_Provided records_:
----

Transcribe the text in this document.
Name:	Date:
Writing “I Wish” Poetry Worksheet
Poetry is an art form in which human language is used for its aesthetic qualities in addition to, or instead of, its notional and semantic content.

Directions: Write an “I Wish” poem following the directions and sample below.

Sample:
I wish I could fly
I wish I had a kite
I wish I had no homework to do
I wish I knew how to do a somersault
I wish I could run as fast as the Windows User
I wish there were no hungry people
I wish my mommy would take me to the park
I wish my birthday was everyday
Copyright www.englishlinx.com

----

_Set exercise_: All of the data above should be transcribed exactly.

_Task solution_:
Transcribe the text in this document.
Name:	Date:
Writing “I Wish” Poetry Worksheet
Poetry is an art form in which human language is used for its aesthetic qualities in addition to, or instead of, its notional and semantic content.

Directions: Write an “I Wish” poem following the directions and sample below.

Sample:
I wish I could fly
I wish I had a kite
I wish I had no homework to do
I wish I knew how to do a somersault
I wish I could run as fast as the Windows User
I wish there were no hungry people
I wish my mommy would take me to the park
I wish my birthday was everyday
Copyright www.englishlinx.com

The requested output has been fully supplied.